▶ _YOUR OBJECTIVE_: Lines containing the word "масляными" should be extracted in full.

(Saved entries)
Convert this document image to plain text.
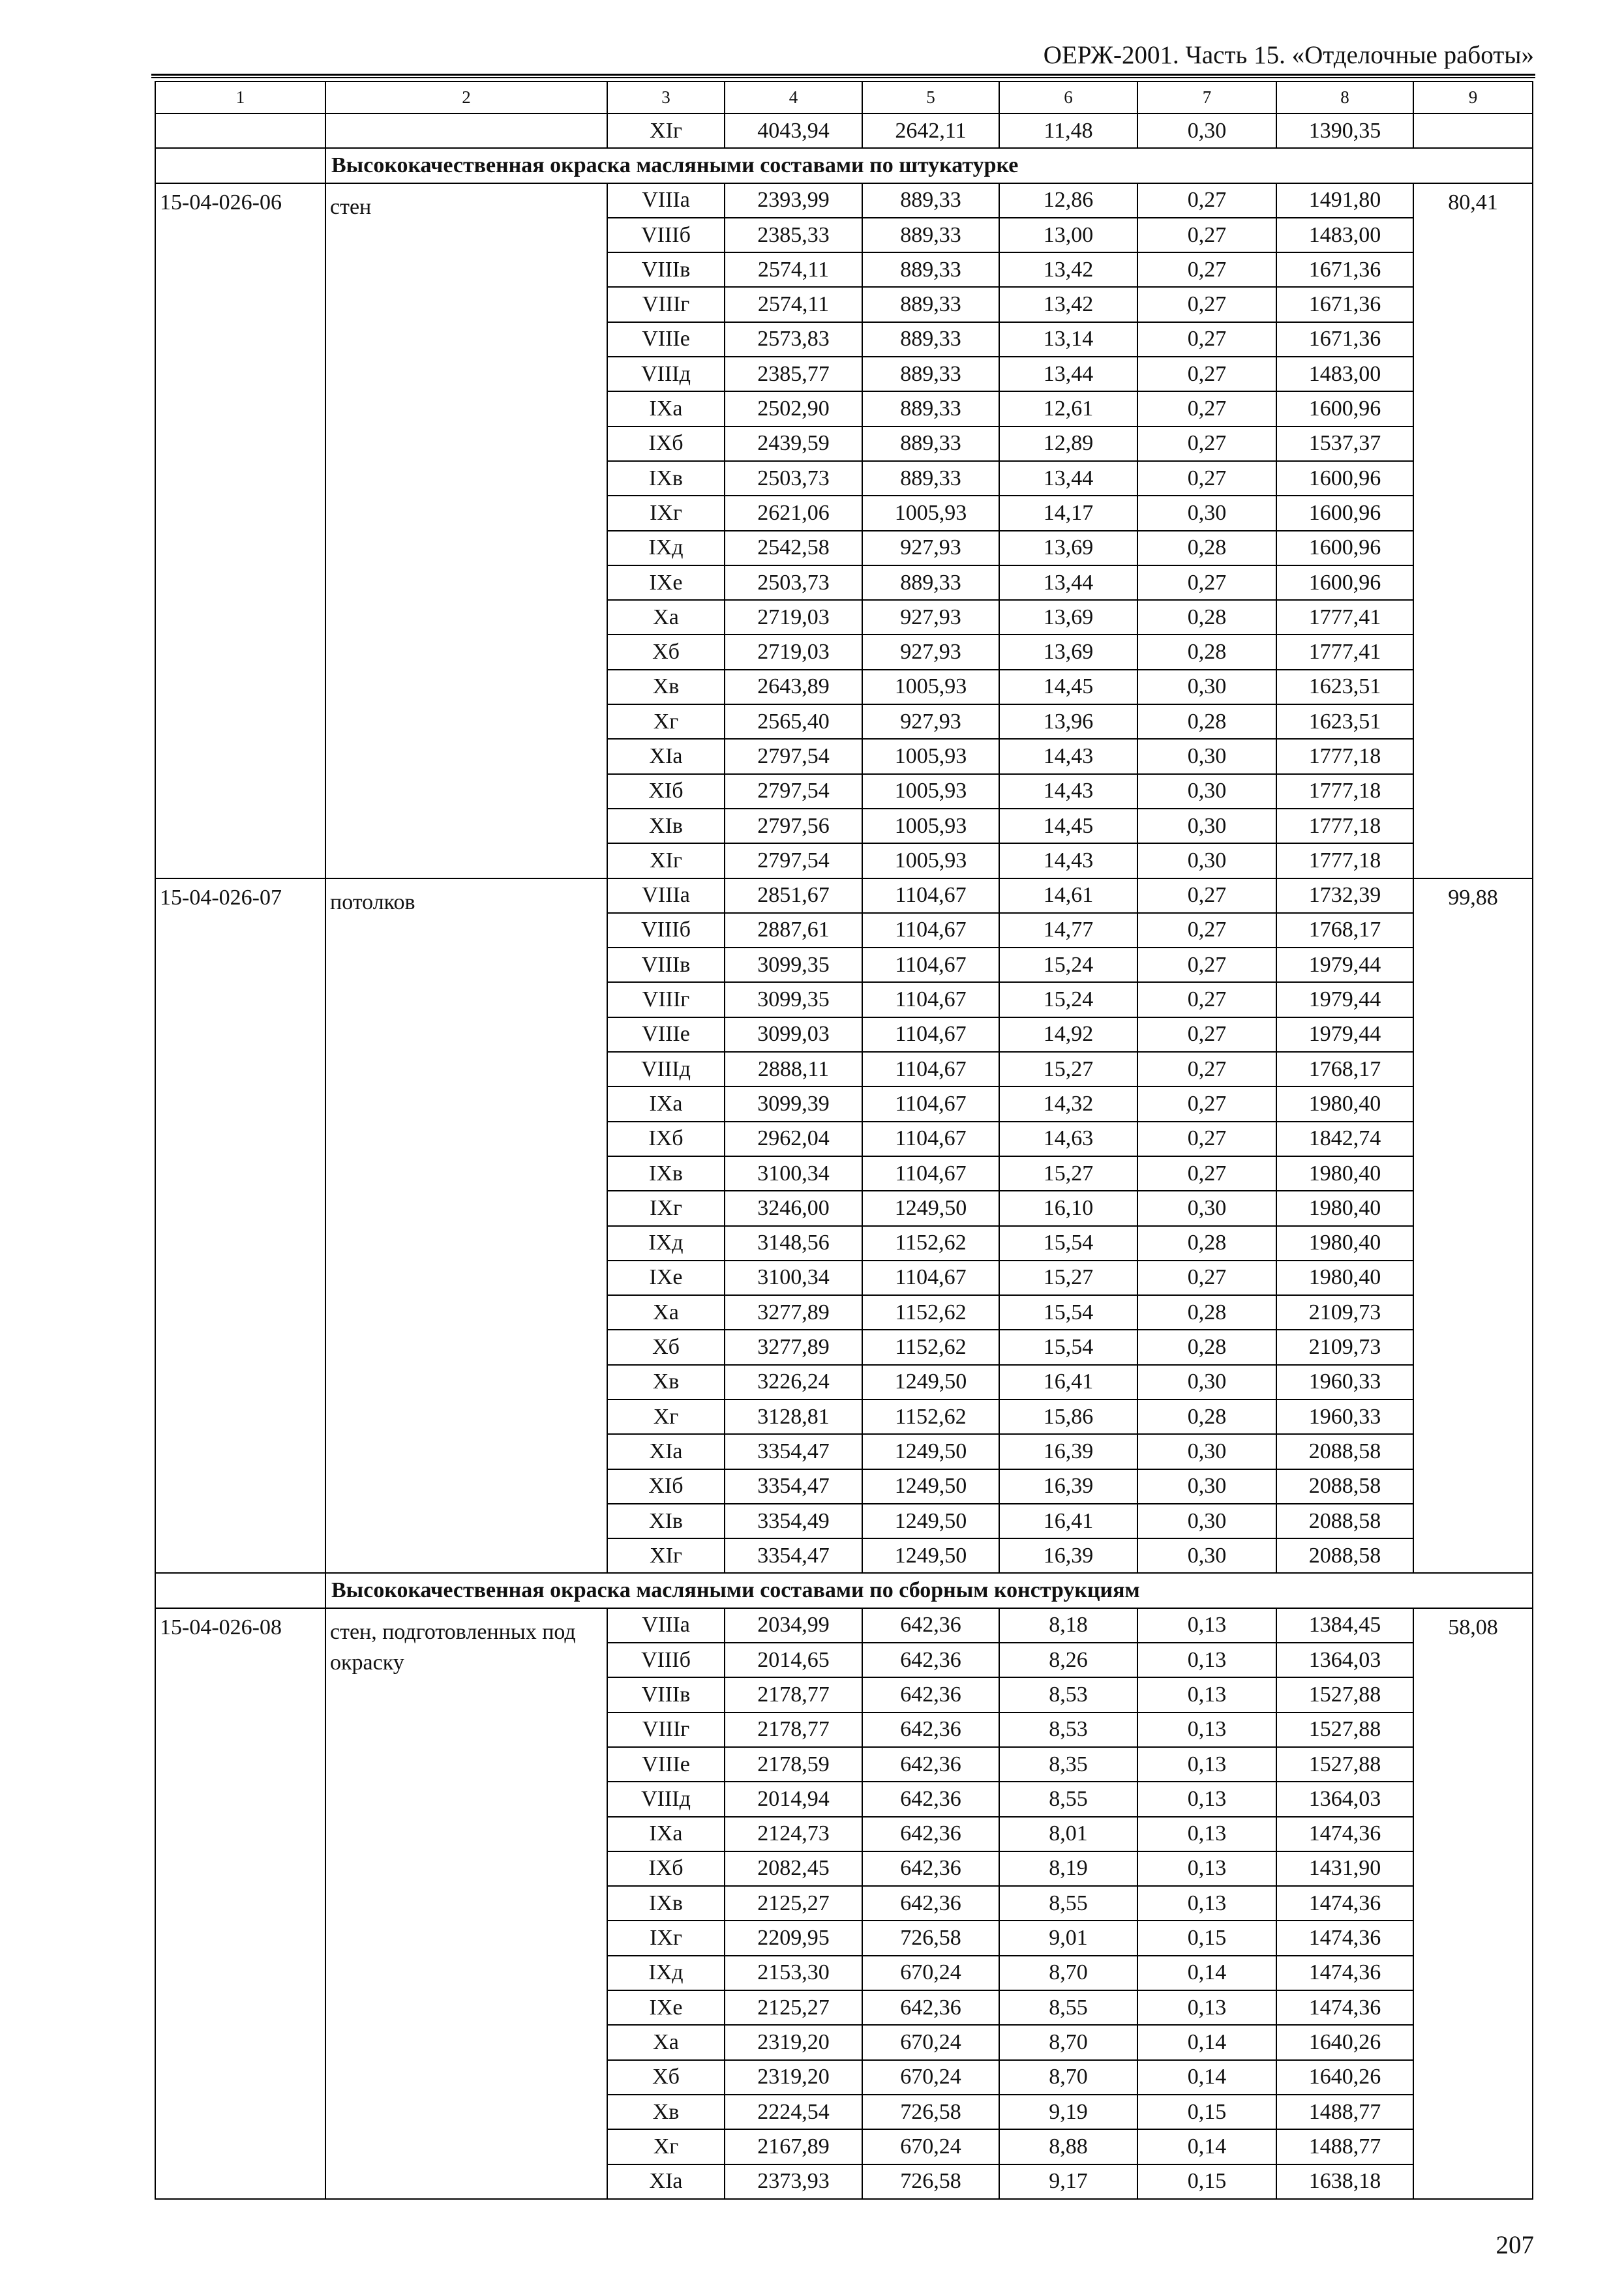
ОЕРЖ-2001. Часть 15. «Отделочные работы»
1	2	3	4	5	6	7	8	9
		XIг	4043,94	2642,11	11,48	0,30	1390,35	
	Высококачественная окраска масляными составами по штукатурке							
15-04-026-06	стен	VIIIа	2393,99	889,33	12,86	0,27	1491,80	80,41
		VIIIб	2385,33	889,33	13,00	0,27	1483,00	
		VIIIв	2574,11	889,33	13,42	0,27	1671,36	
		VIIIг	2574,11	889,33	13,42	0,27	1671,36	
		VIIIе	2573,83	889,33	13,14	0,27	1671,36	
		VIIIд	2385,77	889,33	13,44	0,27	1483,00	
		IXа	2502,90	889,33	12,61	0,27	1600,96	
		IXб	2439,59	889,33	12,89	0,27	1537,37	
		IXв	2503,73	889,33	13,44	0,27	1600,96	
		IXг	2621,06	1005,93	14,17	0,30	1600,96	
		IXд	2542,58	927,93	13,69	0,28	1600,96	
		IXе	2503,73	889,33	13,44	0,27	1600,96	
		Xа	2719,03	927,93	13,69	0,28	1777,41	
		Xб	2719,03	927,93	13,69	0,28	1777,41	
		Xв	2643,89	1005,93	14,45	0,30	1623,51	
		Xг	2565,40	927,93	13,96	0,28	1623,51	
		XIа	2797,54	1005,93	14,43	0,30	1777,18	
		XIб	2797,54	1005,93	14,43	0,30	1777,18	
		XIв	2797,56	1005,93	14,45	0,30	1777,18	
		XIг	2797,54	1005,93	14,43	0,30	1777,18	
15-04-026-07	потолков	VIIIа	2851,67	1104,67	14,61	0,27	1732,39	99,88
		VIIIб	2887,61	1104,67	14,77	0,27	1768,17	
		VIIIв	3099,35	1104,67	15,24	0,27	1979,44	
		VIIIг	3099,35	1104,67	15,24	0,27	1979,44	
		VIIIе	3099,03	1104,67	14,92	0,27	1979,44	
		VIIIд	2888,11	1104,67	15,27	0,27	1768,17	
		IXа	3099,39	1104,67	14,32	0,27	1980,40	
		IXб	2962,04	1104,67	14,63	0,27	1842,74	
		IXв	3100,34	1104,67	15,27	0,27	1980,40	
		IXг	3246,00	1249,50	16,10	0,30	1980,40	
		IXд	3148,56	1152,62	15,54	0,28	1980,40	
		IXе	3100,34	1104,67	15,27	0,27	1980,40	
		Xа	3277,89	1152,62	15,54	0,28	2109,73	
		Xб	3277,89	1152,62	15,54	0,28	2109,73	
		Xв	3226,24	1249,50	16,41	0,30	1960,33	
		Xг	3128,81	1152,62	15,86	0,28	1960,33	
		XIа	3354,47	1249,50	16,39	0,30	2088,58	
		XIб	3354,47	1249,50	16,39	0,30	2088,58	
		XIв	3354,49	1249,50	16,41	0,30	2088,58	
		XIг	3354,47	1249,50	16,39	0,30	2088,58	
	Высококачественная окраска масляными составами по сборным конструкциям							
15-04-026-08	стен, подготовленных под окраску	VIIIа	2034,99	642,36	8,18	0,13	1384,45	58,08
		VIIIб	2014,65	642,36	8,26	0,13	1364,03	
		VIIIв	2178,77	642,36	8,53	0,13	1527,88	
		VIIIг	2178,77	642,36	8,53	0,13	1527,88	
		VIIIе	2178,59	642,36	8,35	0,13	1527,88	
		VIIIд	2014,94	642,36	8,55	0,13	1364,03	
		IXа	2124,73	642,36	8,01	0,13	1474,36	
		IXб	2082,45	642,36	8,19	0,13	1431,90	
		IXв	2125,27	642,36	8,55	0,13	1474,36	
		IXг	2209,95	726,58	9,01	0,15	1474,36	
		IXд	2153,30	670,24	8,70	0,14	1474,36	
		IXе	2125,27	642,36	8,55	0,13	1474,36	
		Xа	2319,20	670,24	8,70	0,14	1640,26	
		Xб	2319,20	670,24	8,70	0,14	1640,26	
		Xв	2224,54	726,58	9,19	0,15	1488,77	
		Xг	2167,89	670,24	8,88	0,14	1488,77	
		XIа	2373,93	726,58	9,17	0,15	1638,18	
207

▶ _CORRECT ANSWER_:
	Высококачественная окраска масляными составами по штукатурке							
	Высококачественная окраска масляными составами по сборным конструкциям							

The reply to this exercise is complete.